WORK REQUIRED -
The entries that follow should be written out exactly.

-------- MATERIAL FOR THIS TASK

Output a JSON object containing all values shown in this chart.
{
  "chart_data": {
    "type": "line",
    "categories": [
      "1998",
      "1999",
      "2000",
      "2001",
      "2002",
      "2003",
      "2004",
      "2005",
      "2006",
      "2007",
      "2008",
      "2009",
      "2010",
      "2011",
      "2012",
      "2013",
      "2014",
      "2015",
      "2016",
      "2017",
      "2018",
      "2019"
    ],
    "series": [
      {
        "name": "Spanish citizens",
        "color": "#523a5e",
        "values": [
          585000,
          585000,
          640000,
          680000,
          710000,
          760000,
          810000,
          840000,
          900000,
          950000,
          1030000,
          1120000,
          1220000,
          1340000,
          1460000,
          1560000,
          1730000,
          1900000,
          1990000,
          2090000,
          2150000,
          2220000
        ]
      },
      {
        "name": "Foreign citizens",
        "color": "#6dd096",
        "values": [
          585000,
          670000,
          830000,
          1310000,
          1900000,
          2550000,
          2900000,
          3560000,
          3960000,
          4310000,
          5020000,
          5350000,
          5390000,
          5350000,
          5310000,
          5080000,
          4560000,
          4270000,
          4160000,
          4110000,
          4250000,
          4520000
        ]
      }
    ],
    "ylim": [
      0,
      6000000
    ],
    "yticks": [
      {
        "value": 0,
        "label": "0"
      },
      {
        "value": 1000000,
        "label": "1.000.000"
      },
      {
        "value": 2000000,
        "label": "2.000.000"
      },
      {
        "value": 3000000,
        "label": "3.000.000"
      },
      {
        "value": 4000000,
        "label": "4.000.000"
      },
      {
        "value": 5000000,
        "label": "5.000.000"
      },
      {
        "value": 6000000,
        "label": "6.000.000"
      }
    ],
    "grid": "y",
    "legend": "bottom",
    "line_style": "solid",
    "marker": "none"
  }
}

----------------

FINAL RESULT -
Output a JSON object containing all values shown in this chart.
{
  "chart_data": {
    "type": "line",
    "categories": [
      "1998",
      "1999",
      "2000",
      "2001",
      "2002",
      "2003",
      "2004",
      "2005",
      "2006",
      "2007",
      "2008",
      "2009",
      "2010",
      "2011",
      "2012",
      "2013",
      "2014",
      "2015",
      "2016",
      "2017",
      "2018",
      "2019"
    ],
    "series": [
      {
        "name": "Spanish citizens",
        "color": "#523a5e",
        "values": [
          585000,
          585000,
          640000,
          680000,
          710000,
          760000,
          810000,
          840000,
          900000,
          950000,
          1030000,
          1120000,
          1220000,
          1340000,
          1460000,
          1560000,
          1730000,
          1900000,
          1990000,
          2090000,
          2150000,
          2220000
        ]
      },
      {
        "name": "Foreign citizens",
        "color": "#6dd096",
        "values": [
          585000,
          670000,
          830000,
          1310000,
          1900000,
          2550000,
          2900000,
          3560000,
          3960000,
          4310000,
          5020000,
          5350000,
          5390000,
          5350000,
          5310000,
          5080000,
          4560000,
          4270000,
          4160000,
          4110000,
          4250000,
          4520000
        ]
      }
    ],
    "ylim": [
      0,
      6000000
    ],
    "yticks": [
      {
        "value": 0,
        "label": "0"
      },
      {
        "value": 1000000,
        "label": "1.000.000"
      },
      {
        "value": 2000000,
        "label": "2.000.000"
      },
      {
        "value": 3000000,
        "label": "3.000.000"
      },
      {
        "value": 4000000,
        "label": "4.000.000"
      },
      {
        "value": 5000000,
        "label": "5.000.000"
      },
      {
        "value": 6000000,
        "label": "6.000.000"
      }
    ],
    "grid": "y",
    "legend": "bottom",
    "line_style": "solid",
    "marker": "none"
  }
}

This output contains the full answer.